Give the entries again exactly, every one of them.

— Start Data for processing —

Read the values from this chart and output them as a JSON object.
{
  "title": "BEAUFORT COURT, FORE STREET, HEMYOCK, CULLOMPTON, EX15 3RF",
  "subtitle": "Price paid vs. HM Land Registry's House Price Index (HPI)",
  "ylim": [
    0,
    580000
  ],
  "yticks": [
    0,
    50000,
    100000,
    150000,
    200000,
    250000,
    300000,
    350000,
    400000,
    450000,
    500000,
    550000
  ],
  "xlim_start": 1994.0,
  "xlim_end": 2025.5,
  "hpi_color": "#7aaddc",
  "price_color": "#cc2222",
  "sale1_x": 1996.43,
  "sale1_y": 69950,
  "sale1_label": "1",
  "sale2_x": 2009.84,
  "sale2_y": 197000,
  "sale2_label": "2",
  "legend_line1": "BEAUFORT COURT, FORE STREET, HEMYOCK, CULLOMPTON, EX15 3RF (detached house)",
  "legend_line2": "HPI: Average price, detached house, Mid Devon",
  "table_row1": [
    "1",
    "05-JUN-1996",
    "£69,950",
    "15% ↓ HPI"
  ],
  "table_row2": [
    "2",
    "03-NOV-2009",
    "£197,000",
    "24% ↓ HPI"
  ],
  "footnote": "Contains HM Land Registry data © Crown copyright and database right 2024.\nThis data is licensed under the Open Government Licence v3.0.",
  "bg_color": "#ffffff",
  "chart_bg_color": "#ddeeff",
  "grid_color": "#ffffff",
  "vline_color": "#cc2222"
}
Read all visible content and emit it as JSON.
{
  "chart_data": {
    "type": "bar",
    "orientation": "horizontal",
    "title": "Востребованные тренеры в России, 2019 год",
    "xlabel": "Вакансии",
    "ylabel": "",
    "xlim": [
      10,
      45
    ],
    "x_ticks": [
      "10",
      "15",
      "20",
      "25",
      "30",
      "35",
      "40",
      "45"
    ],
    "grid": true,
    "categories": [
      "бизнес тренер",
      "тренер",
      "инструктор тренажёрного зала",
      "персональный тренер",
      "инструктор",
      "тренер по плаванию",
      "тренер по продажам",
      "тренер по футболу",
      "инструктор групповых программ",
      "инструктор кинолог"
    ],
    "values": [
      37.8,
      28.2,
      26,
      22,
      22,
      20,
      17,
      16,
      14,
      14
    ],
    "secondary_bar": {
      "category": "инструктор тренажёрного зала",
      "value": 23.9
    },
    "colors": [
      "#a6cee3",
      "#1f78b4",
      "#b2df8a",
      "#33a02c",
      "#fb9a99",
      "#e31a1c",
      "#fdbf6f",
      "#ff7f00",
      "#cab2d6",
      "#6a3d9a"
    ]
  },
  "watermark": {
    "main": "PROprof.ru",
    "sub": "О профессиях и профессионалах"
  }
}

— End Data for processing —

Answer to this exercise ▸
Read the values from this chart and output them as a JSON object.
{
  "title": "BEAUFORT COURT, FORE STREET, HEMYOCK, CULLOMPTON, EX15 3RF",
  "subtitle": "Price paid vs. HM Land Registry's House Price Index (HPI)",
  "ylim": [
    0,
    580000
  ],
  "yticks": [
    0,
    50000,
    100000,
    150000,
    200000,
    250000,
    300000,
    350000,
    400000,
    450000,
    500000,
    550000
  ],
  "xlim_start": 1994.0,
  "xlim_end": 2025.5,
  "hpi_color": "#7aaddc",
  "price_color": "#cc2222",
  "sale1_x": 1996.43,
  "sale1_y": 69950,
  "sale1_label": "1",
  "sale2_x": 2009.84,
  "sale2_y": 197000,
  "sale2_label": "2",
  "legend_line1": "BEAUFORT COURT, FORE STREET, HEMYOCK, CULLOMPTON, EX15 3RF (detached house)",
  "legend_line2": "HPI: Average price, detached house, Mid Devon",
  "table_row1": [
    "1",
    "05-JUN-1996",
    "£69,950",
    "15% ↓ HPI"
  ],
  "table_row2": [
    "2",
    "03-NOV-2009",
    "£197,000",
    "24% ↓ HPI"
  ],
  "footnote": "Contains HM Land Registry data © Crown copyright and database right 2024.\nThis data is licensed under the Open Government Licence v3.0.",
  "bg_color": "#ffffff",
  "chart_bg_color": "#ddeeff",
  "grid_color": "#ffffff",
  "vline_color": "#cc2222"
}
Read all visible content and emit it as JSON.
{
  "chart_data": {
    "type": "bar",
    "orientation": "horizontal",
    "title": "Востребованные тренеры в России, 2019 год",
    "xlabel": "Вакансии",
    "ylabel": "",
    "xlim": [
      10,
      45
    ],
    "x_ticks": [
      "10",
      "15",
      "20",
      "25",
      "30",
      "35",
      "40",
      "45"
    ],
    "grid": true,
    "categories": [
      "бизнес тренер",
      "тренер",
      "инструктор тренажёрного зала",
      "персональный тренер",
      "инструктор",
      "тренер по плаванию",
      "тренер по продажам",
      "тренер по футболу",
      "инструктор групповых программ",
      "инструктор кинолог"
    ],
    "values": [
      37.8,
      28.2,
      26,
      22,
      22,
      20,
      17,
      16,
      14,
      14
    ],
    "secondary_bar": {
      "category": "инструктор тренажёрного зала",
      "value": 23.9
    },
    "colors": [
      "#a6cee3",
      "#1f78b4",
      "#b2df8a",
      "#33a02c",
      "#fb9a99",
      "#e31a1c",
      "#fdbf6f",
      "#ff7f00",
      "#cab2d6",
      "#6a3d9a"
    ]
  },
  "watermark": {
    "main": "PROprof.ru",
    "sub": "О профессиях и профессионалах"
  }
}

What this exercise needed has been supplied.